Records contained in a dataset
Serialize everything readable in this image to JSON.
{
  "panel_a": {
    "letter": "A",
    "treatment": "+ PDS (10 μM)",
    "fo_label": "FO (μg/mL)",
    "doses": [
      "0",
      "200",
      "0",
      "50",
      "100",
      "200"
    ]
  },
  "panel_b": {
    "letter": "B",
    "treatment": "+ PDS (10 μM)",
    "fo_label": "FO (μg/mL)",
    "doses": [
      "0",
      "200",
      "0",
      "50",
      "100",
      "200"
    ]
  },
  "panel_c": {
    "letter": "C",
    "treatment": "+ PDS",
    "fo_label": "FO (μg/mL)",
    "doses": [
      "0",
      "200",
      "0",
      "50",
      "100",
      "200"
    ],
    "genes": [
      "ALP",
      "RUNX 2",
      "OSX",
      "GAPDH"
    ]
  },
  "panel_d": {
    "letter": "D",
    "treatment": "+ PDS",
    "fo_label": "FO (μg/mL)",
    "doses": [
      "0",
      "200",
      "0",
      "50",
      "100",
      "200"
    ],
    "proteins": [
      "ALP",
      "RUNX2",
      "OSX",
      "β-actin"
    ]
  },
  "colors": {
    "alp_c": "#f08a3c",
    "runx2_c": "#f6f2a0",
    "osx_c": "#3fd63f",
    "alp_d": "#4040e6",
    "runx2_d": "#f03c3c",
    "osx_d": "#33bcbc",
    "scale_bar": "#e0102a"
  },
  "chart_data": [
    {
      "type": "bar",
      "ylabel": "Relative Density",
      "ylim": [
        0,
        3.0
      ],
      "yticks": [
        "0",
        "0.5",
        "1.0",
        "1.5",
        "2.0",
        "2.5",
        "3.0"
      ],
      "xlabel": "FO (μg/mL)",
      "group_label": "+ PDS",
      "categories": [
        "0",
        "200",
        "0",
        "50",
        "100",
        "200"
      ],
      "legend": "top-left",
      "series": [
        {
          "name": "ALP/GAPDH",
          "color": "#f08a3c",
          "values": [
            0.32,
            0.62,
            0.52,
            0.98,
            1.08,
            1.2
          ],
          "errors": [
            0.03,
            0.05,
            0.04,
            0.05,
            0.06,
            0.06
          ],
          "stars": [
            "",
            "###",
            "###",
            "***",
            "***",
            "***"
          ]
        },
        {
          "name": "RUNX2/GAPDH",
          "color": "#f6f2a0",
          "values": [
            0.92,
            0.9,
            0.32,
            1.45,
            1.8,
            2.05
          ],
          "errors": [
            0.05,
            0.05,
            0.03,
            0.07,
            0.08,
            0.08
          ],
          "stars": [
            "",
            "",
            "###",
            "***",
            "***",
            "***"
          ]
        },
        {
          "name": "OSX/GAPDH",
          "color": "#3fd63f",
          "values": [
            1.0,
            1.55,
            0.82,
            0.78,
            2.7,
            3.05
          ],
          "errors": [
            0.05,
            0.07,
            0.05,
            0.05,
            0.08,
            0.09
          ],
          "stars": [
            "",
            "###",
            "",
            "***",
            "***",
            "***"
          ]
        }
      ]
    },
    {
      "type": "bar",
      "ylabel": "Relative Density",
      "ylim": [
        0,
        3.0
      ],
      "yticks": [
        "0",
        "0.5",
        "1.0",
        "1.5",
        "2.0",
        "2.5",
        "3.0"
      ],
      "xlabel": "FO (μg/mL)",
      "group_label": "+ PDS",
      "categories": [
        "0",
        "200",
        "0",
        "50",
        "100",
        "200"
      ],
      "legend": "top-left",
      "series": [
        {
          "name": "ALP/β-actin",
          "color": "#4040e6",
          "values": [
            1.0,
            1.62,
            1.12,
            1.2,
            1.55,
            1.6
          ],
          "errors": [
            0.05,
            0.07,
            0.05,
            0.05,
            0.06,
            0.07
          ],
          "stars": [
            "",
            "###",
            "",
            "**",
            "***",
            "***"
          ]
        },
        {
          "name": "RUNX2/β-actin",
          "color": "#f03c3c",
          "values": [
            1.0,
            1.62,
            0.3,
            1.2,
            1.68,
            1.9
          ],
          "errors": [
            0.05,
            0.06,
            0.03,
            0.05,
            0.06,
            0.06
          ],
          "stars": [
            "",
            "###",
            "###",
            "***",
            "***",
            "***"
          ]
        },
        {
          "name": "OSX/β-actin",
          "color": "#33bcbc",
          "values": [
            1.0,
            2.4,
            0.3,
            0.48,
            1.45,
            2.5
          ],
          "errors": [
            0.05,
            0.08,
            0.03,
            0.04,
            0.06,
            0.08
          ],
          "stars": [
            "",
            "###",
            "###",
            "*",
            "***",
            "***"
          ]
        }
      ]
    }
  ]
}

To do — Looking at the entries above, how many lines contain the word "name"? Answer with the number alone.

Solution to this exercise — 6